Raw records:

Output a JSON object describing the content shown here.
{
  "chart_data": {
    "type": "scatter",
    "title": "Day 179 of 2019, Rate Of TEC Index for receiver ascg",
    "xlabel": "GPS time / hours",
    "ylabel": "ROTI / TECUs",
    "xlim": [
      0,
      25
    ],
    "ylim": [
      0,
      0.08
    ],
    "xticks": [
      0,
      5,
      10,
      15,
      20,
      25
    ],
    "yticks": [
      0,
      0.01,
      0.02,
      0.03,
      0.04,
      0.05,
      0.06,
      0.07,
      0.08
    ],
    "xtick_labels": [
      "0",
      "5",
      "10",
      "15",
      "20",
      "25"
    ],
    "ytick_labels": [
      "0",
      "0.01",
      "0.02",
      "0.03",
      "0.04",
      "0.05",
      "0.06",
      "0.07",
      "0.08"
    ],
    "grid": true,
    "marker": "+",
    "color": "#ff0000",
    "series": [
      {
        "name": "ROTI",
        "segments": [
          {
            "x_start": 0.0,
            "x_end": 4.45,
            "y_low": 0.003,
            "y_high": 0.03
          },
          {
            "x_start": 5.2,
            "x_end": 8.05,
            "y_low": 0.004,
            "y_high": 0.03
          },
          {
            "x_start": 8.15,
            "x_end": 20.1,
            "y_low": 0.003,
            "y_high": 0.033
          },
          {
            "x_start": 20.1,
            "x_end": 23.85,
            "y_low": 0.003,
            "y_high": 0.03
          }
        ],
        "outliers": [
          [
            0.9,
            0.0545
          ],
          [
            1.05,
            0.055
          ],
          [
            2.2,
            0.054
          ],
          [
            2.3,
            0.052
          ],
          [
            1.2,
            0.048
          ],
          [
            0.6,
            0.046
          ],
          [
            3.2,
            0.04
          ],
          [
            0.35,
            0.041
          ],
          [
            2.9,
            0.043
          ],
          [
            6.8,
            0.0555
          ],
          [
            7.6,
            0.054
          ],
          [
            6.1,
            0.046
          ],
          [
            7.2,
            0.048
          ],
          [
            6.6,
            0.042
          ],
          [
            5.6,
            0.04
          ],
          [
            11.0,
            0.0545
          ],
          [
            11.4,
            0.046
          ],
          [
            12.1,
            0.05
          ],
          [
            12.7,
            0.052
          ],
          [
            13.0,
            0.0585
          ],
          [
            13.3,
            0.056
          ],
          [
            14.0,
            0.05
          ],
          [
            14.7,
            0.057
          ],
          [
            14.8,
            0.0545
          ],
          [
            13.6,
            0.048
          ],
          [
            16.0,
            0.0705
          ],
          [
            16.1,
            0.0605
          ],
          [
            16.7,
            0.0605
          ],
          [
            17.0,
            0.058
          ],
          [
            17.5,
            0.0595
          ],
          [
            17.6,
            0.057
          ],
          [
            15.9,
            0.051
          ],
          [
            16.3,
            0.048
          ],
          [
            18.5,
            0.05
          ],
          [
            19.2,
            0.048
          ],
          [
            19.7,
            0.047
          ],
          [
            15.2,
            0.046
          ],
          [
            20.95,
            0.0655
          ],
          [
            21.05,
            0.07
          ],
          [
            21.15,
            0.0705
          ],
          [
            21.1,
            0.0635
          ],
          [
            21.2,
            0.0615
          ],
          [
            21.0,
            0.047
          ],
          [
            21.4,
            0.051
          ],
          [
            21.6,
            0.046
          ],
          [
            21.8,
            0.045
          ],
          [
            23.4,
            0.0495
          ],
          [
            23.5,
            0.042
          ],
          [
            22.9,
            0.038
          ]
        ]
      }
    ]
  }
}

▸ Task objective
Each entry above is to be quoted exactly.

▸ Exercise result
Output a JSON object describing the content shown here.
{
  "chart_data": {
    "type": "scatter",
    "title": "Day 179 of 2019, Rate Of TEC Index for receiver ascg",
    "xlabel": "GPS time / hours",
    "ylabel": "ROTI / TECUs",
    "xlim": [
      0,
      25
    ],
    "ylim": [
      0,
      0.08
    ],
    "xticks": [
      0,
      5,
      10,
      15,
      20,
      25
    ],
    "yticks": [
      0,
      0.01,
      0.02,
      0.03,
      0.04,
      0.05,
      0.06,
      0.07,
      0.08
    ],
    "xtick_labels": [
      "0",
      "5",
      "10",
      "15",
      "20",
      "25"
    ],
    "ytick_labels": [
      "0",
      "0.01",
      "0.02",
      "0.03",
      "0.04",
      "0.05",
      "0.06",
      "0.07",
      "0.08"
    ],
    "grid": true,
    "marker": "+",
    "color": "#ff0000",
    "series": [
      {
        "name": "ROTI",
        "segments": [
          {
            "x_start": 0.0,
            "x_end": 4.45,
            "y_low": 0.003,
            "y_high": 0.03
          },
          {
            "x_start": 5.2,
            "x_end": 8.05,
            "y_low": 0.004,
            "y_high": 0.03
          },
          {
            "x_start": 8.15,
            "x_end": 20.1,
            "y_low": 0.003,
            "y_high": 0.033
          },
          {
            "x_start": 20.1,
            "x_end": 23.85,
            "y_low": 0.003,
            "y_high": 0.03
          }
        ],
        "outliers": [
          [
            0.9,
            0.0545
          ],
          [
            1.05,
            0.055
          ],
          [
            2.2,
            0.054
          ],
          [
            2.3,
            0.052
          ],
          [
            1.2,
            0.048
          ],
          [
            0.6,
            0.046
          ],
          [
            3.2,
            0.04
          ],
          [
            0.35,
            0.041
          ],
          [
            2.9,
            0.043
          ],
          [
            6.8,
            0.0555
          ],
          [
            7.6,
            0.054
          ],
          [
            6.1,
            0.046
          ],
          [
            7.2,
            0.048
          ],
          [
            6.6,
            0.042
          ],
          [
            5.6,
            0.04
          ],
          [
            11.0,
            0.0545
          ],
          [
            11.4,
            0.046
          ],
          [
            12.1,
            0.05
          ],
          [
            12.7,
            0.052
          ],
          [
            13.0,
            0.0585
          ],
          [
            13.3,
            0.056
          ],
          [
            14.0,
            0.05
          ],
          [
            14.7,
            0.057
          ],
          [
            14.8,
            0.0545
          ],
          [
            13.6,
            0.048
          ],
          [
            16.0,
            0.0705
          ],
          [
            16.1,
            0.0605
          ],
          [
            16.7,
            0.0605
          ],
          [
            17.0,
            0.058
          ],
          [
            17.5,
            0.0595
          ],
          [
            17.6,
            0.057
          ],
          [
            15.9,
            0.051
          ],
          [
            16.3,
            0.048
          ],
          [
            18.5,
            0.05
          ],
          [
            19.2,
            0.048
          ],
          [
            19.7,
            0.047
          ],
          [
            15.2,
            0.046
          ],
          [
            20.95,
            0.0655
          ],
          [
            21.05,
            0.07
          ],
          [
            21.15,
            0.0705
          ],
          [
            21.1,
            0.0635
          ],
          [
            21.2,
            0.0615
          ],
          [
            21.0,
            0.047
          ],
          [
            21.4,
            0.051
          ],
          [
            21.6,
            0.046
          ],
          [
            21.8,
            0.045
          ],
          [
            23.4,
            0.0495
          ],
          [
            23.5,
            0.042
          ],
          [
            22.9,
            0.038
          ]
        ]
      }
    ]
  }
}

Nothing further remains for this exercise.